* Exercise directions:
Repeat the entire listing exactly.
***** Information provided
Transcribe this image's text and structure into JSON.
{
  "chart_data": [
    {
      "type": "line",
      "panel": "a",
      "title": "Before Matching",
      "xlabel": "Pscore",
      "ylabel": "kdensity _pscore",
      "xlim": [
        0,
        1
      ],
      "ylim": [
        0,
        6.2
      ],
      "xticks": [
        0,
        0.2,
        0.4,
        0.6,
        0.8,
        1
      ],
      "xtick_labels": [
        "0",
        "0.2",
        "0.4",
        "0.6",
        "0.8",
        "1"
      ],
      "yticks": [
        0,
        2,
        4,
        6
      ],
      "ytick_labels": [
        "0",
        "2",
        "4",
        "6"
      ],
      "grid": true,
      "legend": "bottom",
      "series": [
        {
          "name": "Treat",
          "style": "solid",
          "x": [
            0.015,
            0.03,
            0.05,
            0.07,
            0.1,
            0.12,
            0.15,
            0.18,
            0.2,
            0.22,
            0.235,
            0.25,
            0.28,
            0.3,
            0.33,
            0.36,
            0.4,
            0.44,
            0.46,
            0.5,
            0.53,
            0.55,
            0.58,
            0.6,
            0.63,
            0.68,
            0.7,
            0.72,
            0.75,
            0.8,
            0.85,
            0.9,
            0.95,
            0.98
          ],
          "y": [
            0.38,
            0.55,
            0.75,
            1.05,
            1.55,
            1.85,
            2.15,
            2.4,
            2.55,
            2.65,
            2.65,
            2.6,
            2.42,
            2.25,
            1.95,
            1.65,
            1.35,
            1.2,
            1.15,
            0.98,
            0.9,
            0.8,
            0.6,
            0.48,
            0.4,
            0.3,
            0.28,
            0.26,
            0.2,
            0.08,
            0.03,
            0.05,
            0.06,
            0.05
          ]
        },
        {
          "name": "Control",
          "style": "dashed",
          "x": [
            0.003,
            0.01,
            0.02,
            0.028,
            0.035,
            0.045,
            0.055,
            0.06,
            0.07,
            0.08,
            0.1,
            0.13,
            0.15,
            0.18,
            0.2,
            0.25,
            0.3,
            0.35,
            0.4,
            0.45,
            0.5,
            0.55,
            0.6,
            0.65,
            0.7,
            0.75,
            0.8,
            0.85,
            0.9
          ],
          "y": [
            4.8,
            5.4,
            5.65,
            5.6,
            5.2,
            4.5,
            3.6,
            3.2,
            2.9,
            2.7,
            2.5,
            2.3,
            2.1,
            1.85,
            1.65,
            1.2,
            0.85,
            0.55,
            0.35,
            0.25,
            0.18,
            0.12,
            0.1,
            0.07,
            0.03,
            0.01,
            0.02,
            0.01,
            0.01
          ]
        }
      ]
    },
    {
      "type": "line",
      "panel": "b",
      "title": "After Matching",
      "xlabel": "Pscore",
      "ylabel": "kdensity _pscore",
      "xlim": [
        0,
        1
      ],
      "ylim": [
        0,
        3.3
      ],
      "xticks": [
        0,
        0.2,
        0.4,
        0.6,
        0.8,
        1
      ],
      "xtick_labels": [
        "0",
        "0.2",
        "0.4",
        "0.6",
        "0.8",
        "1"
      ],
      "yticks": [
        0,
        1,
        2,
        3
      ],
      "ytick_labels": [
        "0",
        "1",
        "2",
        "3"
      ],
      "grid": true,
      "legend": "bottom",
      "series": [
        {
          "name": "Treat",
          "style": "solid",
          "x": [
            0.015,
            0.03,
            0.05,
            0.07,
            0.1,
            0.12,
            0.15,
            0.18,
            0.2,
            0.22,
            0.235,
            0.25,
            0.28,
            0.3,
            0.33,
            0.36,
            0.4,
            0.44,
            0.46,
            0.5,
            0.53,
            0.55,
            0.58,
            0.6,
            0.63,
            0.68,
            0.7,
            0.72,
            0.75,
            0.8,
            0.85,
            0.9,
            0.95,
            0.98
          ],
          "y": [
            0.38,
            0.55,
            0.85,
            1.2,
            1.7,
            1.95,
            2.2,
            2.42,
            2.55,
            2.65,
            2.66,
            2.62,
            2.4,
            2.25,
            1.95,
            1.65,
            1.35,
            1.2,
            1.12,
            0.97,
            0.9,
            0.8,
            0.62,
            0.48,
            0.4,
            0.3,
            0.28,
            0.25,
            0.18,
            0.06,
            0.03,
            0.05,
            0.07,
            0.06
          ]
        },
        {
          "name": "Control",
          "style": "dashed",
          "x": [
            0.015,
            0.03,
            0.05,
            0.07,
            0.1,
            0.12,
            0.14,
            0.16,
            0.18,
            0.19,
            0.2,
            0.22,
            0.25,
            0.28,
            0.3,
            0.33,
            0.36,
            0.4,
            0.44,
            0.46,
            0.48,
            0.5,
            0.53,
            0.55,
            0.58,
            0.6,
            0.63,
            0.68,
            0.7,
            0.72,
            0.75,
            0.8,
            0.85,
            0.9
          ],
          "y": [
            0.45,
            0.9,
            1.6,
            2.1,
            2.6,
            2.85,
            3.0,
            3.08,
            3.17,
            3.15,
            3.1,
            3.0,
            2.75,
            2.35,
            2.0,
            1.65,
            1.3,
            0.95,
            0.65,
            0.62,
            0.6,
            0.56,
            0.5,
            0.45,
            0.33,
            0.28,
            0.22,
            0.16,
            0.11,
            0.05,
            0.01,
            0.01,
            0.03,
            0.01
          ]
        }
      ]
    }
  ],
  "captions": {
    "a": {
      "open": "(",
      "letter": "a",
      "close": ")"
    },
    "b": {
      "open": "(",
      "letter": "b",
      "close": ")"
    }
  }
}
**********
* In response:
Transcribe this image's text and structure into JSON.
{
  "chart_data": [
    {
      "type": "line",
      "panel": "a",
      "title": "Before Matching",
      "xlabel": "Pscore",
      "ylabel": "kdensity _pscore",
      "xlim": [
        0,
        1
      ],
      "ylim": [
        0,
        6.2
      ],
      "xticks": [
        0,
        0.2,
        0.4,
        0.6,
        0.8,
        1
      ],
      "xtick_labels": [
        "0",
        "0.2",
        "0.4",
        "0.6",
        "0.8",
        "1"
      ],
      "yticks": [
        0,
        2,
        4,
        6
      ],
      "ytick_labels": [
        "0",
        "2",
        "4",
        "6"
      ],
      "grid": true,
      "legend": "bottom",
      "series": [
        {
          "name": "Treat",
          "style": "solid",
          "x": [
            0.015,
            0.03,
            0.05,
            0.07,
            0.1,
            0.12,
            0.15,
            0.18,
            0.2,
            0.22,
            0.235,
            0.25,
            0.28,
            0.3,
            0.33,
            0.36,
            0.4,
            0.44,
            0.46,
            0.5,
            0.53,
            0.55,
            0.58,
            0.6,
            0.63,
            0.68,
            0.7,
            0.72,
            0.75,
            0.8,
            0.85,
            0.9,
            0.95,
            0.98
          ],
          "y": [
            0.38,
            0.55,
            0.75,
            1.05,
            1.55,
            1.85,
            2.15,
            2.4,
            2.55,
            2.65,
            2.65,
            2.6,
            2.42,
            2.25,
            1.95,
            1.65,
            1.35,
            1.2,
            1.15,
            0.98,
            0.9,
            0.8,
            0.6,
            0.48,
            0.4,
            0.3,
            0.28,
            0.26,
            0.2,
            0.08,
            0.03,
            0.05,
            0.06,
            0.05
          ]
        },
        {
          "name": "Control",
          "style": "dashed",
          "x": [
            0.003,
            0.01,
            0.02,
            0.028,
            0.035,
            0.045,
            0.055,
            0.06,
            0.07,
            0.08,
            0.1,
            0.13,
            0.15,
            0.18,
            0.2,
            0.25,
            0.3,
            0.35,
            0.4,
            0.45,
            0.5,
            0.55,
            0.6,
            0.65,
            0.7,
            0.75,
            0.8,
            0.85,
            0.9
          ],
          "y": [
            4.8,
            5.4,
            5.65,
            5.6,
            5.2,
            4.5,
            3.6,
            3.2,
            2.9,
            2.7,
            2.5,
            2.3,
            2.1,
            1.85,
            1.65,
            1.2,
            0.85,
            0.55,
            0.35,
            0.25,
            0.18,
            0.12,
            0.1,
            0.07,
            0.03,
            0.01,
            0.02,
            0.01,
            0.01
          ]
        }
      ]
    },
    {
      "type": "line",
      "panel": "b",
      "title": "After Matching",
      "xlabel": "Pscore",
      "ylabel": "kdensity _pscore",
      "xlim": [
        0,
        1
      ],
      "ylim": [
        0,
        3.3
      ],
      "xticks": [
        0,
        0.2,
        0.4,
        0.6,
        0.8,
        1
      ],
      "xtick_labels": [
        "0",
        "0.2",
        "0.4",
        "0.6",
        "0.8",
        "1"
      ],
      "yticks": [
        0,
        1,
        2,
        3
      ],
      "ytick_labels": [
        "0",
        "1",
        "2",
        "3"
      ],
      "grid": true,
      "legend": "bottom",
      "series": [
        {
          "name": "Treat",
          "style": "solid",
          "x": [
            0.015,
            0.03,
            0.05,
            0.07,
            0.1,
            0.12,
            0.15,
            0.18,
            0.2,
            0.22,
            0.235,
            0.25,
            0.28,
            0.3,
            0.33,
            0.36,
            0.4,
            0.44,
            0.46,
            0.5,
            0.53,
            0.55,
            0.58,
            0.6,
            0.63,
            0.68,
            0.7,
            0.72,
            0.75,
            0.8,
            0.85,
            0.9,
            0.95,
            0.98
          ],
          "y": [
            0.38,
            0.55,
            0.85,
            1.2,
            1.7,
            1.95,
            2.2,
            2.42,
            2.55,
            2.65,
            2.66,
            2.62,
            2.4,
            2.25,
            1.95,
            1.65,
            1.35,
            1.2,
            1.12,
            0.97,
            0.9,
            0.8,
            0.62,
            0.48,
            0.4,
            0.3,
            0.28,
            0.25,
            0.18,
            0.06,
            0.03,
            0.05,
            0.07,
            0.06
          ]
        },
        {
          "name": "Control",
          "style": "dashed",
          "x": [
            0.015,
            0.03,
            0.05,
            0.07,
            0.1,
            0.12,
            0.14,
            0.16,
            0.18,
            0.19,
            0.2,
            0.22,
            0.25,
            0.28,
            0.3,
            0.33,
            0.36,
            0.4,
            0.44,
            0.46,
            0.48,
            0.5,
            0.53,
            0.55,
            0.58,
            0.6,
            0.63,
            0.68,
            0.7,
            0.72,
            0.75,
            0.8,
            0.85,
            0.9
          ],
          "y": [
            0.45,
            0.9,
            1.6,
            2.1,
            2.6,
            2.85,
            3.0,
            3.08,
            3.17,
            3.15,
            3.1,
            3.0,
            2.75,
            2.35,
            2.0,
            1.65,
            1.3,
            0.95,
            0.65,
            0.62,
            0.6,
            0.56,
            0.5,
            0.45,
            0.33,
            0.28,
            0.22,
            0.16,
            0.11,
            0.05,
            0.01,
            0.01,
            0.03,
            0.01
          ]
        }
      ]
    }
  ],
  "captions": {
    "a": {
      "open": "(",
      "letter": "a",
      "close": ")"
    },
    "b": {
      "open": "(",
      "letter": "b",
      "close": ")"
    }
  }
}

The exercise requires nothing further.